**Do this**
Could you retype everything in the page extract on why guitars are called axes, from "If you did ask" down to "of each item.", word for word?

**Page extract**
________________________

Context is often everything, and if you didn’t know any better, you’d probably be running for the hills. So why, exactly, do guitarists call their guitars axes?
That’s precisely what we’re diving into, although we are getting into murky waters. It’s best if you’re equipped with the proper gear, including a sense of humor.
Table of Contents
Starting With The Obvious
Let’s face it, you could probably ask a 5-year-old child why a guitar is called an axe. Children are not afraid of providing the blunt and honest truth, especially when something is so obvious.
If you did ask a child, they would tell you that it’s because a guitar and an axe look similar. And, unless you didn’t have a creative mind, you probably would agree with their statement.
It’s definitely true, when you look at a guitar from the proper angle, it does share similarities. The most obvious of this is with regard to the actual shape and construction of each item.
For instance, an axe is simply a fairly skinny handle with an axehead at the end. At its most basic, the guitar shares the same design, with a skinny neck connected to the guitar’s body.
If you were to hold your guitar like you would an axe, you would immediately see the resemblance.
With that being said, there’s always more to the story than the obvious. And while nothing is exactly clear about this nickname (apart from the obvious), there are some interesting clues.
Tracing The Etymology Of Axe
Have you ever sat down and seriously taken the time to consider language on a serious level? It’s actually quite a mind-blowing excursion of thought that can produce some interesting insights to ponder.

________________________

**Given material**
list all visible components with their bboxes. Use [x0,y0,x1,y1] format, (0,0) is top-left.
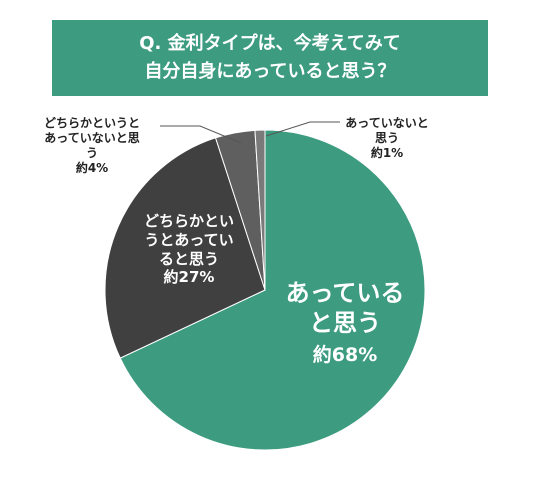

________________________

**Reply**
If you did ask a child, they would tell you that it’s because a guitar and an axe look similar. And, unless you didn’t have a creative mind, you probably would agree with their statement.
It’s definitely true, when you look at a guitar from the proper angle, it does share similarities. The most obvious of this is with regard to the actual shape and construction of each item.